··· Task material

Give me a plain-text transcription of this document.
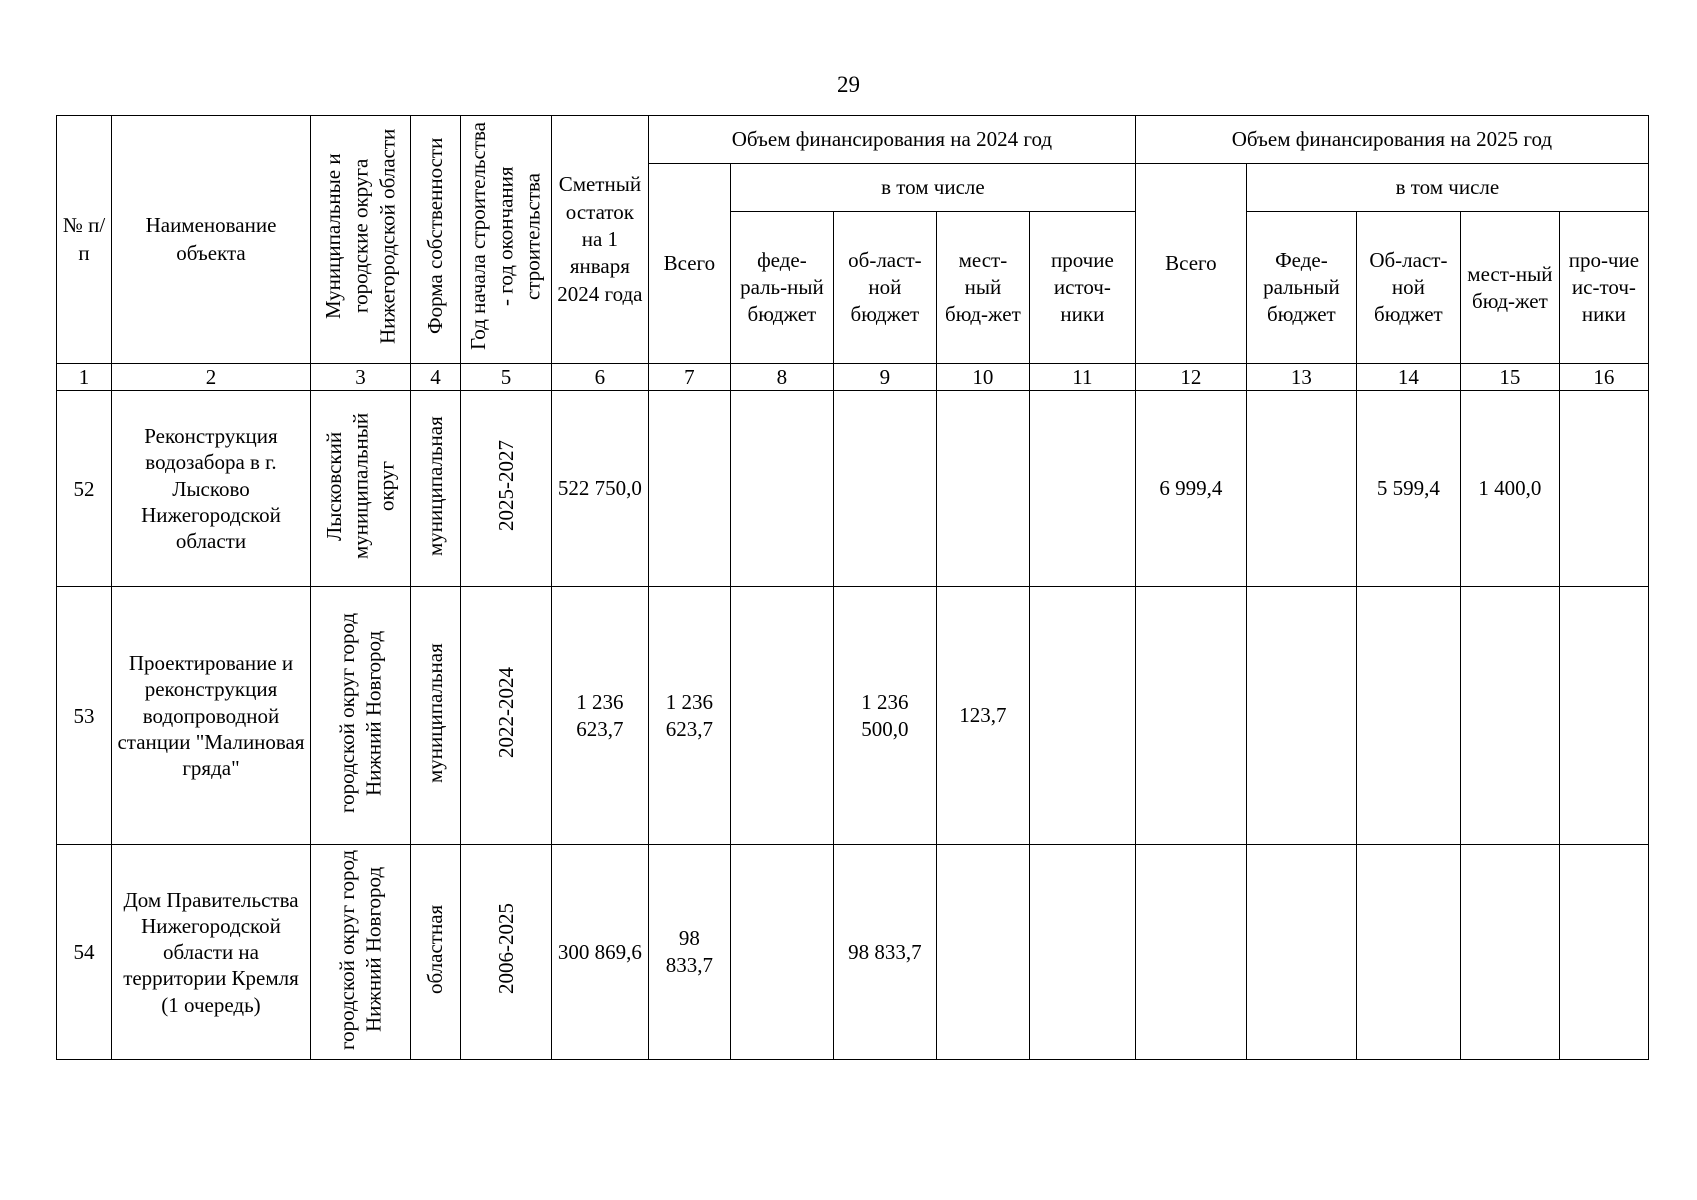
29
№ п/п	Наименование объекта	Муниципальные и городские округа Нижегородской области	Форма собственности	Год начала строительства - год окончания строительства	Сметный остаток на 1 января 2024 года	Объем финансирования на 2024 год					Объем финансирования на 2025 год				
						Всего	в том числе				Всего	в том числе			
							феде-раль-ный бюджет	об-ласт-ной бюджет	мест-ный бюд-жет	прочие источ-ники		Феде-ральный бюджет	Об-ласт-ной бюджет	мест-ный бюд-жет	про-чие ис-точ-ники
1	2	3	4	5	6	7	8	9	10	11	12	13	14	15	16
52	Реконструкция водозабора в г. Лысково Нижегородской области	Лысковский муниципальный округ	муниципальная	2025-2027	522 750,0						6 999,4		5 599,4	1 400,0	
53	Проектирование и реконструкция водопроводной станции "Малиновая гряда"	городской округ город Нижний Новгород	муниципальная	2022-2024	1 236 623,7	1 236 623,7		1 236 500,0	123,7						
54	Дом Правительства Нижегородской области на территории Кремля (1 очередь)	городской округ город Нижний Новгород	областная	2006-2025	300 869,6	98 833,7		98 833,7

······

Task: Pictures in the records above should not be copied. Repeat everything else exactly.

Solution to this exercise:
Give me a plain-text transcription of this document.
29
№ п/п	Наименование объекта	Муниципальные и городские округа Нижегородской области	Форма собственности	Год начала строительства - год окончания строительства	Сметный остаток на 1 января 2024 года	Объем финансирования на 2024 год					Объем финансирования на 2025 год				
						Всего	в том числе				Всего	в том числе			
							феде-раль-ный бюджет	об-ласт-ной бюджет	мест-ный бюд-жет	прочие источ-ники		Феде-ральный бюджет	Об-ласт-ной бюджет	мест-ный бюд-жет	про-чие ис-точ-ники
1	2	3	4	5	6	7	8	9	10	11	12	13	14	15	16
52	Реконструкция водозабора в г. Лысково Нижегородской области	Лысковский муниципальный округ	муниципальная	2025-2027	522 750,0						6 999,4		5 599,4	1 400,0	
53	Проектирование и реконструкция водопроводной станции "Малиновая гряда"	городской округ город Нижний Новгород	муниципальная	2022-2024	1 236 623,7	1 236 623,7		1 236 500,0	123,7						
54	Дом Правительства Нижегородской области на территории Кремля (1 очередь)	городской округ город Нижний Новгород	областная	2006-2025	300 869,6	98 833,7		98 833,7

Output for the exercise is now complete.